▶ **TASK REQUIREMENTS**
Each record below is to be reproduced without any change.

----- DATA RECORDS -----

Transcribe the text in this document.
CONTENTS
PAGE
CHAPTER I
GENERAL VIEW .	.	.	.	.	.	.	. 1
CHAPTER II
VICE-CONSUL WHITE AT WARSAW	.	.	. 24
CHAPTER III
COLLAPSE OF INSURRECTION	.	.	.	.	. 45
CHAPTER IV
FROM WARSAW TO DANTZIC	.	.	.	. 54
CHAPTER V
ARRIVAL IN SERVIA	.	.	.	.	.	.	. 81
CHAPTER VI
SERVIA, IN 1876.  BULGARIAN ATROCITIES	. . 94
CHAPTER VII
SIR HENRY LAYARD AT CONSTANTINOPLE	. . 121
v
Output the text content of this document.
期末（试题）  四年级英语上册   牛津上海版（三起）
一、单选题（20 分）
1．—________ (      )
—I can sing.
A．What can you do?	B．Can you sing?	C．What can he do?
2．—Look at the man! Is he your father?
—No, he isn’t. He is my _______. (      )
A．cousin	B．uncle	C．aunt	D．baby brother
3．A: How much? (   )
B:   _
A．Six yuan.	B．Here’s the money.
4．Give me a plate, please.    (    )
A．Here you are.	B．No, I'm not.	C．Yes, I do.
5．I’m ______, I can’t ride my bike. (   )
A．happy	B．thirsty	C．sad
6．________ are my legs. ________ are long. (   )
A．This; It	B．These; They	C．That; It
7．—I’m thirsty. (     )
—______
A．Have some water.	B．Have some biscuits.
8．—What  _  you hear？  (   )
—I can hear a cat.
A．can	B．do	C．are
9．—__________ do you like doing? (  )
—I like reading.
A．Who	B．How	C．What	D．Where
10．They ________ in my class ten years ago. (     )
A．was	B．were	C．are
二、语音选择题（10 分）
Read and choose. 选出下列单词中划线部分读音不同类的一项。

-----

▶ **ANSWER TO THE TASK**
Transcribe the text in this document.
CONTENTS
PAGE
CHAPTER I
GENERAL VIEW .	.	.	.	.	.	.	. 1
CHAPTER II
VICE-CONSUL WHITE AT WARSAW	.	.	. 24
CHAPTER III
COLLAPSE OF INSURRECTION	.	.	.	.	. 45
CHAPTER IV
FROM WARSAW TO DANTZIC	.	.	.	. 54
CHAPTER V
ARRIVAL IN SERVIA	.	.	.	.	.	.	. 81
CHAPTER VI
SERVIA, IN 1876.  BULGARIAN ATROCITIES	. . 94
CHAPTER VII
SIR HENRY LAYARD AT CONSTANTINOPLE	. . 121
v
Output the text content of this document.
期末（试题）  四年级英语上册   牛津上海版（三起）
一、单选题（20 分）
1．—________ (      )
—I can sing.
A．What can you do?	B．Can you sing?	C．What can he do?
2．—Look at the man! Is he your father?
—No, he isn’t. He is my _______. (      )
A．cousin	B．uncle	C．aunt	D．baby brother
3．A: How much? (   )
B:   _
A．Six yuan.	B．Here’s the money.
4．Give me a plate, please.    (    )
A．Here you are.	B．No, I'm not.	C．Yes, I do.
5．I’m ______, I can’t ride my bike. (   )
A．happy	B．thirsty	C．sad
6．________ are my legs. ________ are long. (   )
A．This; It	B．These; They	C．That; It
7．—I’m thirsty. (     )
—______
A．Have some water.	B．Have some biscuits.
8．—What  _  you hear？  (   )
—I can hear a cat.
A．can	B．do	C．are
9．—__________ do you like doing? (  )
—I like reading.
A．Who	B．How	C．What	D．Where
10．They ________ in my class ten years ago. (     )
A．was	B．were	C．are
二、语音选择题（10 分）
Read and choose. 选出下列单词中划线部分读音不同类的一项。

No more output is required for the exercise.